*Task statement*: Which lines have the string "corr"? Copy all of them from the entries below.

==== Supplied records

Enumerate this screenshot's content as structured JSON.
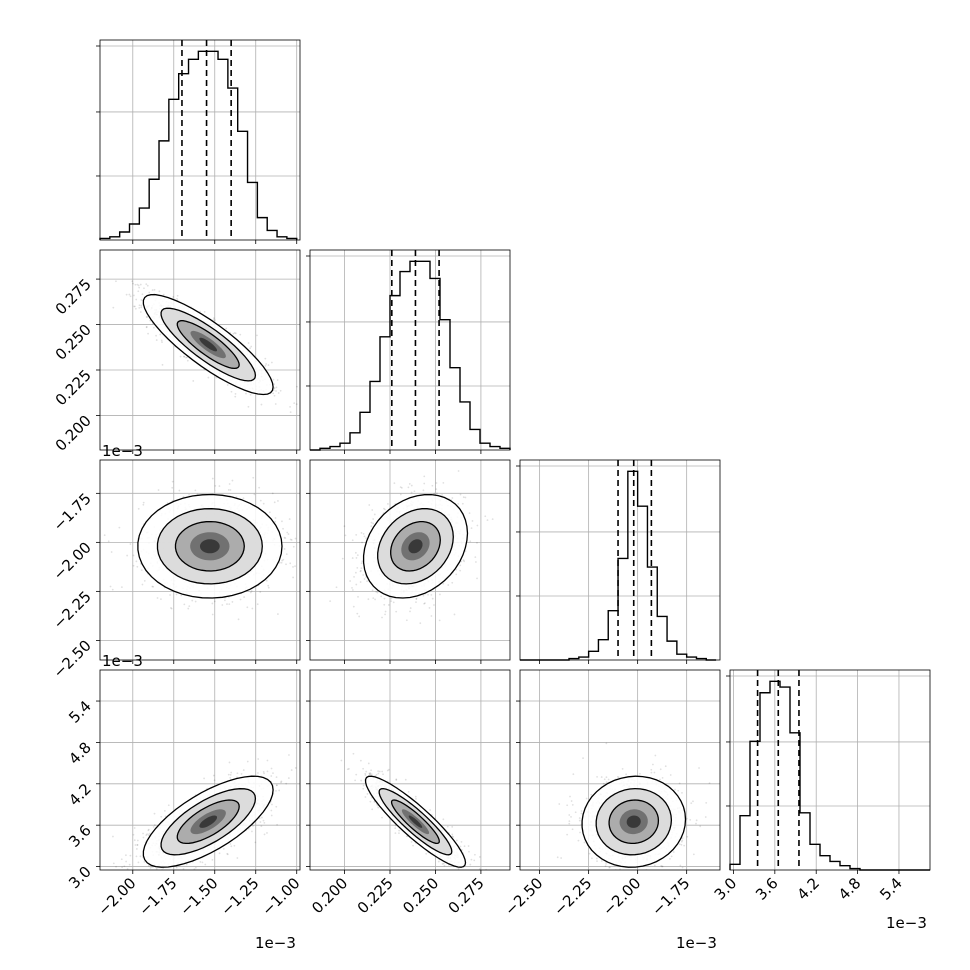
{
  "chart_data": {
    "type": "corner",
    "parameters": 4,
    "grid": true,
    "quantiles": [
      0.16,
      0.5,
      0.84
    ],
    "offset_labels": {
      "x_param0": "1e−3",
      "x_param2": "1e−3",
      "x_param3": "1e−3",
      "y_param2": "1e−3",
      "y_param3": "1e−3"
    },
    "axes": [
      {
        "range": [
          -2.2,
          -0.98
        ],
        "ticks": [
          -2.0,
          -1.75,
          -1.5,
          -1.25,
          -1.0
        ],
        "tick_labels": [
          "−2.00",
          "−1.75",
          "−1.50",
          "−1.25",
          "−1.00"
        ]
      },
      {
        "range": [
          0.181,
          0.291
        ],
        "ticks": [
          0.2,
          0.225,
          0.25,
          0.275
        ],
        "tick_labels": [
          "0.200",
          "0.225",
          "0.250",
          "0.275"
        ]
      },
      {
        "range": [
          -2.6,
          -1.58
        ],
        "ticks": [
          -2.5,
          -2.25,
          -2.0,
          -1.75
        ],
        "tick_labels": [
          "−2.50",
          "−2.25",
          "−2.00",
          "−1.75"
        ]
      },
      {
        "range": [
          2.95,
          5.85
        ],
        "ticks": [
          3.0,
          3.6,
          4.2,
          4.8,
          5.4
        ],
        "tick_labels": [
          "3.0",
          "3.6",
          "4.2",
          "4.8",
          "5.4"
        ]
      }
    ],
    "marginals": [
      {
        "param": 0,
        "quantile_values": [
          -1.7,
          -1.55,
          -1.4
        ],
        "bin_edges": [
          -2.2,
          -2.14,
          -2.08,
          -2.02,
          -1.96,
          -1.9,
          -1.84,
          -1.78,
          -1.72,
          -1.66,
          -1.6,
          -1.54,
          -1.48,
          -1.42,
          -1.36,
          -1.3,
          -1.24,
          -1.18,
          -1.12,
          -1.06,
          -1.0
        ],
        "counts": [
          1,
          2,
          5,
          10,
          20,
          38,
          62,
          88,
          104,
          113,
          118,
          118,
          113,
          95,
          68,
          36,
          14,
          6,
          2,
          1
        ]
      },
      {
        "param": 1,
        "quantile_values": [
          0.226,
          0.239,
          0.252
        ],
        "bin_edges": [
          0.181,
          0.1865,
          0.192,
          0.1975,
          0.203,
          0.2085,
          0.214,
          0.2195,
          0.225,
          0.2305,
          0.236,
          0.2415,
          0.247,
          0.2525,
          0.258,
          0.2635,
          0.269,
          0.2745,
          0.28,
          0.2855,
          0.291
        ],
        "counts": [
          0,
          1,
          2,
          4,
          10,
          22,
          40,
          66,
          90,
          104,
          110,
          110,
          100,
          76,
          48,
          28,
          12,
          4,
          2,
          1
        ]
      },
      {
        "param": 2,
        "quantile_values": [
          -2.1,
          -2.02,
          -1.93
        ],
        "bin_edges": [
          -2.6,
          -2.55,
          -2.5,
          -2.45,
          -2.4,
          -2.35,
          -2.3,
          -2.25,
          -2.2,
          -2.15,
          -2.1,
          -2.05,
          -2.0,
          -1.95,
          -1.9,
          -1.85,
          -1.8,
          -1.75,
          -1.7,
          -1.65,
          -1.6
        ],
        "counts": [
          0,
          0,
          0,
          0,
          0,
          1,
          2,
          6,
          14,
          34,
          70,
          130,
          106,
          64,
          30,
          13,
          4,
          2,
          1,
          0
        ]
      },
      {
        "param": 3,
        "quantile_values": [
          3.35,
          3.65,
          3.95
        ],
        "bin_edges": [
          2.95,
          3.095,
          3.24,
          3.385,
          3.53,
          3.675,
          3.82,
          3.965,
          4.11,
          4.255,
          4.4,
          4.545,
          4.69,
          4.835,
          4.98,
          5.125,
          5.27,
          5.415,
          5.56,
          5.705,
          5.85
        ],
        "counts": [
          4,
          38,
          90,
          124,
          132,
          128,
          96,
          40,
          18,
          10,
          6,
          3,
          1,
          0,
          0,
          0,
          0,
          0,
          0,
          0
        ]
      }
    ],
    "pairs": [
      {
        "x": 0,
        "y": 1,
        "mean": [
          -1.54,
          0.239
        ],
        "sd": [
          0.18,
          0.0125
        ],
        "corr": -0.85
      },
      {
        "x": 0,
        "y": 2,
        "mean": [
          -1.53,
          -2.02
        ],
        "sd": [
          0.2,
          0.12
        ],
        "corr": 0.0
      },
      {
        "x": 1,
        "y": 2,
        "mean": [
          0.239,
          -2.02
        ],
        "sd": [
          0.013,
          0.12
        ],
        "corr": 0.25
      },
      {
        "x": 0,
        "y": 3,
        "mean": [
          -1.54,
          3.65
        ],
        "sd": [
          0.18,
          0.3
        ],
        "corr": 0.7
      },
      {
        "x": 1,
        "y": 3,
        "mean": [
          0.239,
          3.65
        ],
        "sd": [
          0.0125,
          0.3
        ],
        "corr": -0.9
      },
      {
        "x": 2,
        "y": 3,
        "mean": [
          -2.02,
          3.65
        ],
        "sd": [
          0.12,
          0.3
        ],
        "corr": 0.05
      }
    ]
  }
}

========

*Response to the task*:
        "corr": -0.85
        "corr": 0.0
        "corr": 0.25
        "corr": 0.7
        "corr": -0.9
        "corr": 0.05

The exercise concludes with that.